** Start of Records for this task **

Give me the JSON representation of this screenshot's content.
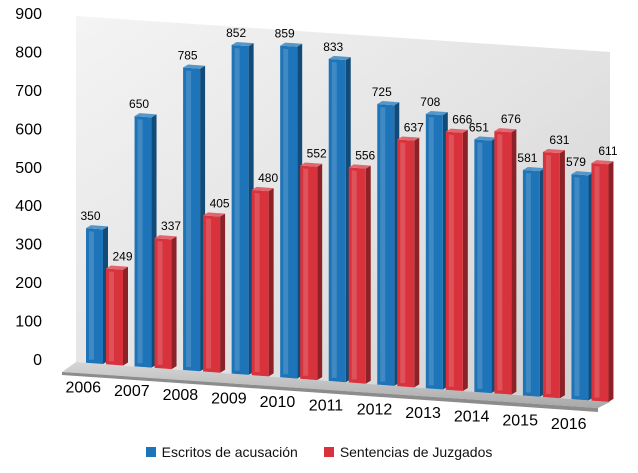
{
  "chart_data": {
    "type": "bar",
    "categories": [
      "2006",
      "2007",
      "2008",
      "2009",
      "2010",
      "2011",
      "2012",
      "2013",
      "2014",
      "2015",
      "2016"
    ],
    "series": [
      {
        "name": "Escritos  de acusación",
        "color": "#1d74b8",
        "values": [
          350,
          650,
          785,
          852,
          859,
          833,
          725,
          708,
          651,
          581,
          579
        ]
      },
      {
        "name": "Sentencias de Juzgados",
        "color": "#d8333c",
        "values": [
          249,
          337,
          405,
          480,
          552,
          556,
          637,
          666,
          676,
          631,
          611
        ]
      }
    ],
    "ylim": [
      0,
      900
    ],
    "yticks": [
      "0",
      "100",
      "200",
      "300",
      "400",
      "500",
      "600",
      "700",
      "800",
      "900"
    ],
    "grid": false,
    "legend_position": "bottom",
    "style": "3d-perspective"
  }
}
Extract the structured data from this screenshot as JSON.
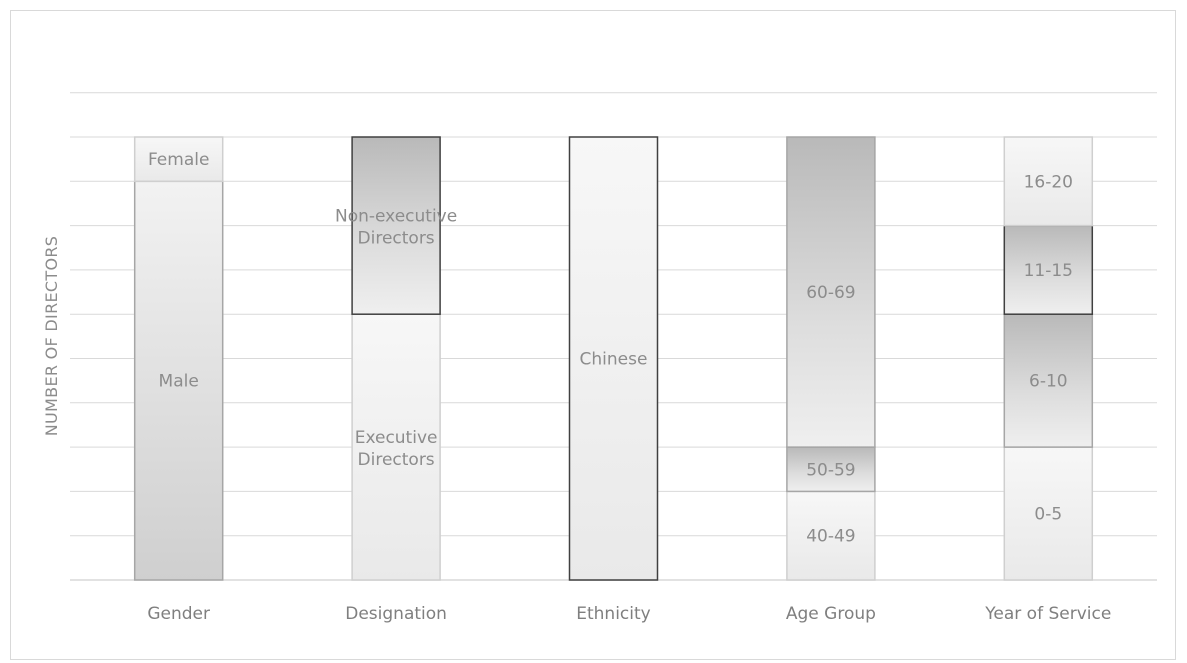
{
  "chart_data": {
    "type": "bar",
    "stacked": true,
    "title": "",
    "xlabel": "",
    "ylabel": "NUMBER OF DIRECTORS",
    "ylim": [
      0,
      10
    ],
    "grid": true,
    "legend": "none",
    "categories": [
      "Gender",
      "Designation",
      "Ethnicity",
      "Age Group",
      "Year of Service"
    ],
    "stacks": [
      {
        "category": "Gender",
        "segments": [
          {
            "label": "Male",
            "value": 9
          },
          {
            "label": "Female",
            "value": 1
          }
        ]
      },
      {
        "category": "Designation",
        "segments": [
          {
            "label": "Executive Directors",
            "value": 6
          },
          {
            "label": "Non-executive Directors",
            "value": 4
          }
        ]
      },
      {
        "category": "Ethnicity",
        "segments": [
          {
            "label": "Chinese",
            "value": 10
          }
        ]
      },
      {
        "category": "Age Group",
        "segments": [
          {
            "label": "40-49",
            "value": 2
          },
          {
            "label": "50-59",
            "value": 1
          },
          {
            "label": "60-69",
            "value": 7
          }
        ]
      },
      {
        "category": "Year of Service",
        "segments": [
          {
            "label": "0-5",
            "value": 3
          },
          {
            "label": "6-10",
            "value": 3
          },
          {
            "label": "11-15",
            "value": 2
          },
          {
            "label": "16-20",
            "value": 2
          }
        ]
      }
    ],
    "colors": {
      "light_fill": "#f2f2f2",
      "dark_fill": "#d4d4d4",
      "border_dark": "#404040",
      "border_light": "#cfcfcf",
      "gridline": "#d9d9d9",
      "text": "#8c8c8c"
    }
  }
}
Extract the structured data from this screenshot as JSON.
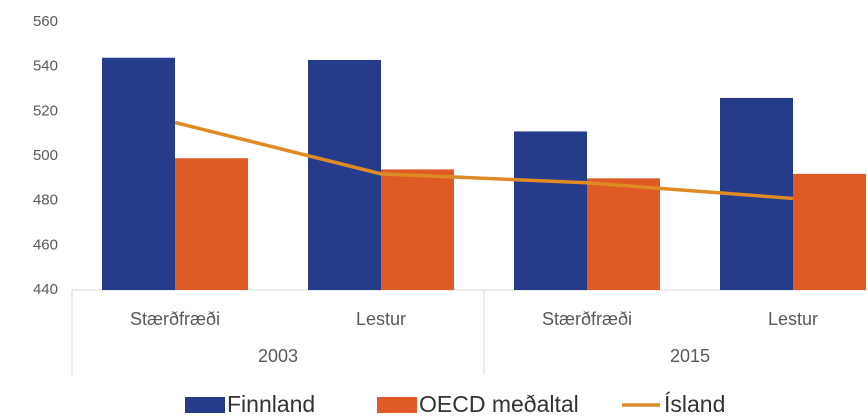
{
  "chart_data": {
    "type": "bar_line",
    "categories": [
      "Stærðfræði",
      "Lestur",
      "Stærðfræði",
      "Lestur"
    ],
    "groups": [
      "2003",
      "2015"
    ],
    "series": [
      {
        "name": "Finnland",
        "type": "bar",
        "color": "#253c8a",
        "values": [
          544,
          543,
          511,
          526
        ]
      },
      {
        "name": "OECD meðaltal",
        "type": "bar",
        "color": "#e05a26",
        "values": [
          499,
          494,
          490,
          492
        ]
      },
      {
        "name": "Ísland",
        "type": "line",
        "color": "#de8b25",
        "values": [
          515,
          492,
          488,
          481
        ]
      }
    ],
    "ylim": [
      440,
      560
    ],
    "yticks": [
      440,
      460,
      480,
      500,
      520,
      540,
      560
    ],
    "legend": "bottom"
  }
}
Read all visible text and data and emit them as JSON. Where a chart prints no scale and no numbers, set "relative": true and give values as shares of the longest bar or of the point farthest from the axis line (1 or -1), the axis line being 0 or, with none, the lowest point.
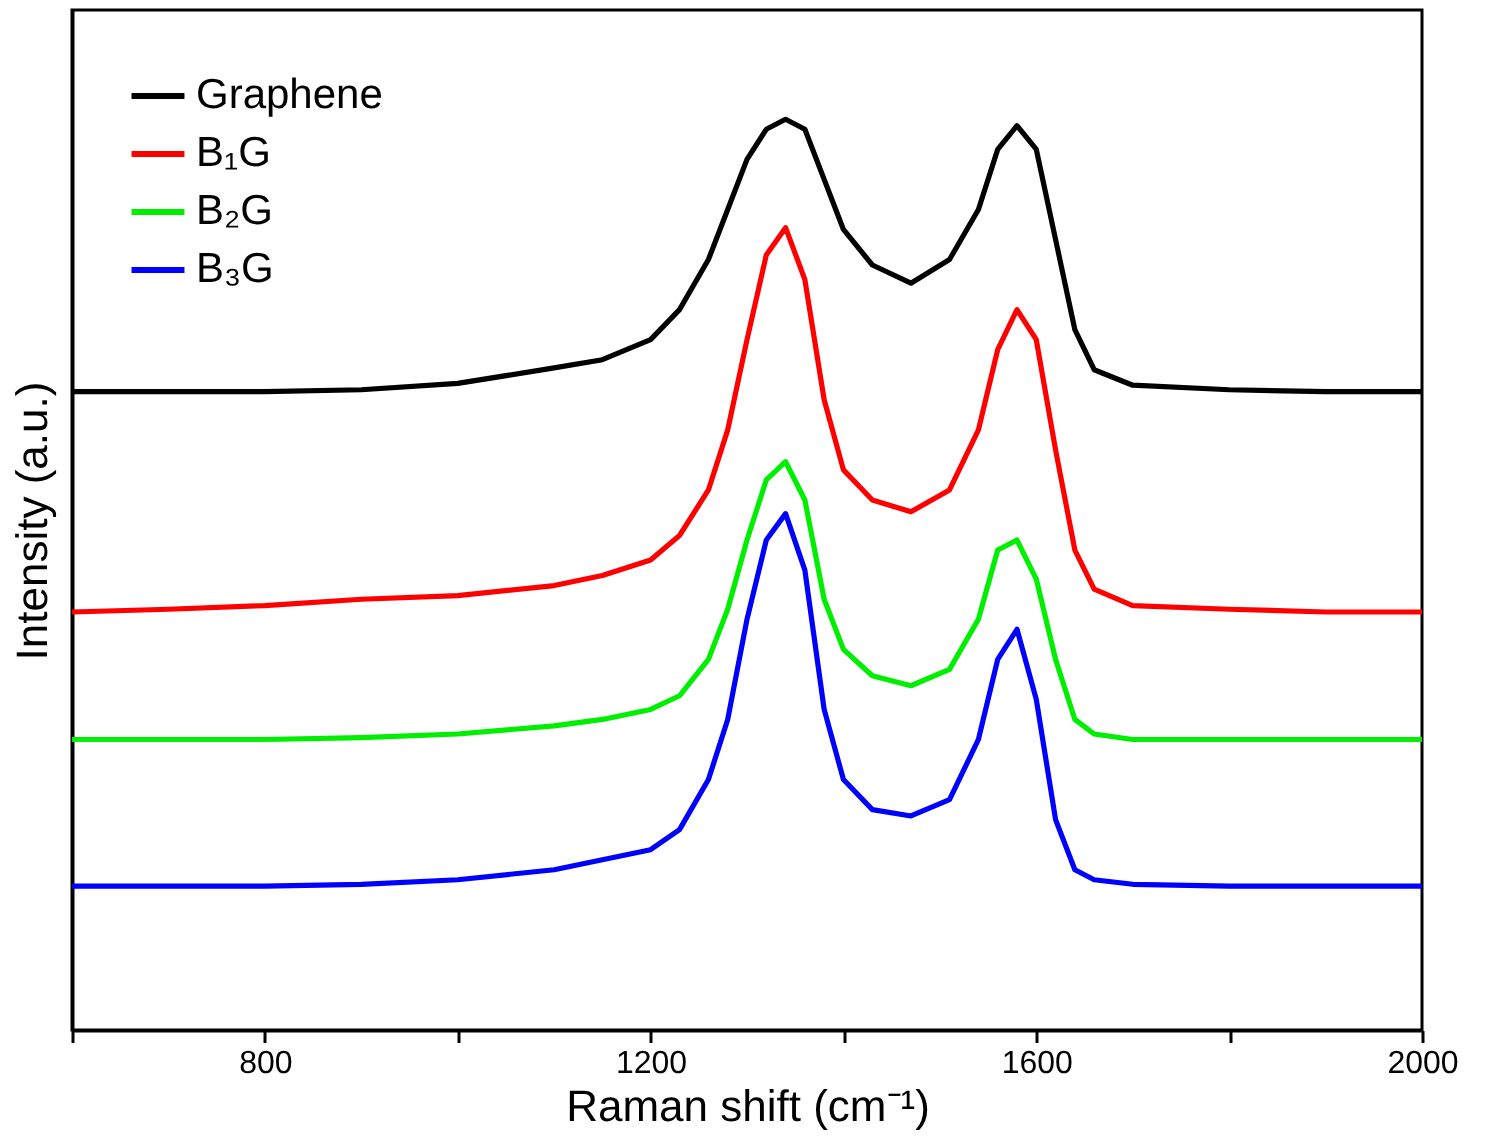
{
  "chart_data": {
    "type": "line",
    "xlabel": "Raman shift (cm⁻¹)",
    "ylabel": "Intensity (a.u.)",
    "relative": true,
    "x": [
      600,
      700,
      800,
      900,
      1000,
      1100,
      1150,
      1200,
      1230,
      1260,
      1280,
      1300,
      1320,
      1340,
      1360,
      1380,
      1400,
      1430,
      1470,
      1510,
      1540,
      1560,
      1580,
      1600,
      1620,
      1640,
      1660,
      1700,
      1800,
      1900,
      2000
    ],
    "xlim": [
      600,
      2000
    ],
    "xticks": [
      {
        "value": 600,
        "label": null
      },
      800,
      {
        "value": 1000,
        "label": null
      },
      1200,
      {
        "value": 1400,
        "label": null
      },
      1600,
      {
        "value": 1800,
        "label": null
      },
      2000
    ],
    "series": [
      {
        "name": "Graphene",
        "color": "#000000",
        "values": [
          0.701,
          0.701,
          0.701,
          0.703,
          0.71,
          0.727,
          0.736,
          0.758,
          0.791,
          0.846,
          0.901,
          0.956,
          0.989,
          1.0,
          0.989,
          0.934,
          0.879,
          0.84,
          0.82,
          0.846,
          0.901,
          0.967,
          0.993,
          0.967,
          0.868,
          0.769,
          0.725,
          0.708,
          0.703,
          0.701,
          0.701
        ]
      },
      {
        "name": "B₁G",
        "color": "#ff0000",
        "values": [
          0.459,
          0.462,
          0.466,
          0.473,
          0.477,
          0.488,
          0.499,
          0.516,
          0.543,
          0.593,
          0.659,
          0.758,
          0.851,
          0.881,
          0.824,
          0.692,
          0.615,
          0.582,
          0.569,
          0.593,
          0.659,
          0.747,
          0.791,
          0.758,
          0.637,
          0.527,
          0.484,
          0.466,
          0.462,
          0.459,
          0.459
        ]
      },
      {
        "name": "B₂G",
        "color": "#00ee00",
        "values": [
          0.319,
          0.319,
          0.319,
          0.321,
          0.325,
          0.334,
          0.341,
          0.352,
          0.367,
          0.407,
          0.462,
          0.538,
          0.604,
          0.624,
          0.582,
          0.473,
          0.418,
          0.389,
          0.378,
          0.396,
          0.451,
          0.527,
          0.538,
          0.495,
          0.407,
          0.341,
          0.325,
          0.319,
          0.319,
          0.319,
          0.319
        ]
      },
      {
        "name": "B₃G",
        "color": "#0000ff",
        "values": [
          0.158,
          0.158,
          0.158,
          0.16,
          0.165,
          0.176,
          0.187,
          0.198,
          0.22,
          0.275,
          0.341,
          0.451,
          0.538,
          0.567,
          0.505,
          0.352,
          0.275,
          0.242,
          0.235,
          0.253,
          0.319,
          0.407,
          0.44,
          0.363,
          0.231,
          0.176,
          0.165,
          0.16,
          0.158,
          0.158,
          0.158
        ]
      }
    ],
    "legend": "top left",
    "grid": false,
    "marker": "none",
    "line_style": "solid"
  }
}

** End of Records for this task **

▶ What this task involves
Copy the listing exactly. Any image in it stays out of the copy.

▶ Final answer
Give me the JSON representation of this screenshot's content.
{
  "chart_data": {
    "type": "bar",
    "categories": [
      "2006",
      "2007",
      "2008",
      "2009",
      "2010",
      "2011",
      "2012",
      "2013",
      "2014",
      "2015",
      "2016"
    ],
    "series": [
      {
        "name": "Escritos  de acusación",
        "color": "#1d74b8",
        "values": [
          350,
          650,
          785,
          852,
          859,
          833,
          725,
          708,
          651,
          581,
          579
        ]
      },
      {
        "name": "Sentencias de Juzgados",
        "color": "#d8333c",
        "values": [
          249,
          337,
          405,
          480,
          552,
          556,
          637,
          666,
          676,
          631,
          611
        ]
      }
    ],
    "ylim": [
      0,
      900
    ],
    "yticks": [
      "0",
      "100",
      "200",
      "300",
      "400",
      "500",
      "600",
      "700",
      "800",
      "900"
    ],
    "grid": false,
    "legend_position": "bottom",
    "style": "3d-perspective"
  }
}
Extract the structured data from this screenshot as JSON.
{
  "chart_data": {
    "type": "bar",
    "stacked": true,
    "title": "",
    "xlabel": "",
    "ylabel": "NUMBER OF DIRECTORS",
    "ylim": [
      0,
      10
    ],
    "grid": true,
    "legend": "none",
    "categories": [
      "Gender",
      "Designation",
      "Ethnicity",
      "Age Group",
      "Year of Service"
    ],
    "stacks": [
      {
        "category": "Gender",
        "segments": [
          {
            "label": "Male",
            "value": 9
          },
          {
            "label": "Female",
            "value": 1
          }
        ]
      },
      {
        "category": "Designation",
        "segments": [
          {
            "label": "Executive Directors",
            "value": 6
          },
          {
            "label": "Non-executive Directors",
            "value": 4
          }
        ]
      },
      {
        "category": "Ethnicity",
        "segments": [
          {
            "label": "Chinese",
            "value": 10
          }
        ]
      },
      {
        "category": "Age Group",
        "segments": [
          {
            "label": "40-49",
            "value": 2
          },
          {
            "label": "50-59",
            "value": 1
          },
          {
            "label": "60-69",
            "value": 7
          }
        ]
      },
      {
        "category": "Year of Service",
        "segments": [
          {
            "label": "0-5",
            "value": 3
          },
          {
            "label": "6-10",
            "value": 3
          },
          {
            "label": "11-15",
            "value": 2
          },
          {
            "label": "16-20",
            "value": 2
          }
        ]
      }
    ],
    "colors": {
      "light_fill": "#f2f2f2",
      "dark_fill": "#d4d4d4",
      "border_dark": "#404040",
      "border_light": "#cfcfcf",
      "gridline": "#d9d9d9",
      "text": "#8c8c8c"
    }
  }
}
Extract the structured data from this screenshot as JSON.
{
  "chart_data": {
    "type": "bar_line",
    "categories": [
      "Stærðfræði",
      "Lestur",
      "Stærðfræði",
      "Lestur"
    ],
    "groups": [
      "2003",
      "2015"
    ],
    "series": [
      {
        "name": "Finnland",
        "type": "bar",
        "color": "#253c8a",
        "values": [
          544,
          543,
          511,
          526
        ]
      },
      {
        "name": "OECD meðaltal",
        "type": "bar",
        "color": "#e05a26",
        "values": [
          499,
          494,
          490,
          492
        ]
      },
      {
        "name": "Ísland",
        "type": "line",
        "color": "#de8b25",
        "values": [
          515,
          492,
          488,
          481
        ]
      }
    ],
    "ylim": [
      440,
      560
    ],
    "yticks": [
      440,
      460,
      480,
      500,
      520,
      540,
      560
    ],
    "legend": "bottom"
  }
}
Read all visible text and data and emit them as JSON. Where a chart prints no scale and no numbers, set "relative": true and give values as shares of the longest bar or of the point farthest from the axis line (1 or -1), the axis line being 0 or, with none, the lowest point.
{
  "chart_data": {
    "type": "line",
    "xlabel": "Raman shift (cm⁻¹)",
    "ylabel": "Intensity (a.u.)",
    "relative": true,
    "x": [
      600,
      700,
      800,
      900,
      1000,
      1100,
      1150,
      1200,
      1230,
      1260,
      1280,
      1300,
      1320,
      1340,
      1360,
      1380,
      1400,
      1430,
      1470,
      1510,
      1540,
      1560,
      1580,
      1600,
      1620,
      1640,
      1660,
      1700,
      1800,
      1900,
      2000
    ],
    "xlim": [
      600,
      2000
    ],
    "xticks": [
      {
        "value": 600,
        "label": null
      },
      800,
      {
        "value": 1000,
        "label": null
      },
      1200,
      {
        "value": 1400,
        "label": null
      },
      1600,
      {
        "value": 1800,
        "label": null
      },
      2000
    ],
    "series": [
      {
        "name": "Graphene",
        "color": "#000000",
        "values": [
          0.701,
          0.701,
          0.701,
          0.703,
          0.71,
          0.727,
          0.736,
          0.758,
          0.791,
          0.846,
          0.901,
          0.956,
          0.989,
          1.0,
          0.989,
          0.934,
          0.879,
          0.84,
          0.82,
          0.846,
          0.901,
          0.967,
          0.993,
          0.967,
          0.868,
          0.769,
          0.725,
          0.708,
          0.703,
          0.701,
          0.701
        ]
      },
      {
        "name": "B₁G",
        "color": "#ff0000",
        "values": [
          0.459,
          0.462,
          0.466,
          0.473,
          0.477,
          0.488,
          0.499,
          0.516,
          0.543,
          0.593,
          0.659,
          0.758,
          0.851,
          0.881,
          0.824,
          0.692,
          0.615,
          0.582,
          0.569,
          0.593,
          0.659,
          0.747,
          0.791,
          0.758,
          0.637,
          0.527,
          0.484,
          0.466,
          0.462,
          0.459,
          0.459
        ]
      },
      {
        "name": "B₂G",
        "color": "#00ee00",
        "values": [
          0.319,
          0.319,
          0.319,
          0.321,
          0.325,
          0.334,
          0.341,
          0.352,
          0.367,
          0.407,
          0.462,
          0.538,
          0.604,
          0.624,
          0.582,
          0.473,
          0.418,
          0.389,
          0.378,
          0.396,
          0.451,
          0.527,
          0.538,
          0.495,
          0.407,
          0.341,
          0.325,
          0.319,
          0.319,
          0.319,
          0.319
        ]
      },
      {
        "name": "B₃G",
        "color": "#0000ff",
        "values": [
          0.158,
          0.158,
          0.158,
          0.16,
          0.165,
          0.176,
          0.187,
          0.198,
          0.22,
          0.275,
          0.341,
          0.451,
          0.538,
          0.567,
          0.505,
          0.352,
          0.275,
          0.242,
          0.235,
          0.253,
          0.319,
          0.407,
          0.44,
          0.363,
          0.231,
          0.176,
          0.165,
          0.16,
          0.158,
          0.158,
          0.158
        ]
      }
    ],
    "legend": "top left",
    "grid": false,
    "marker": "none",
    "line_style": "solid"
  }
}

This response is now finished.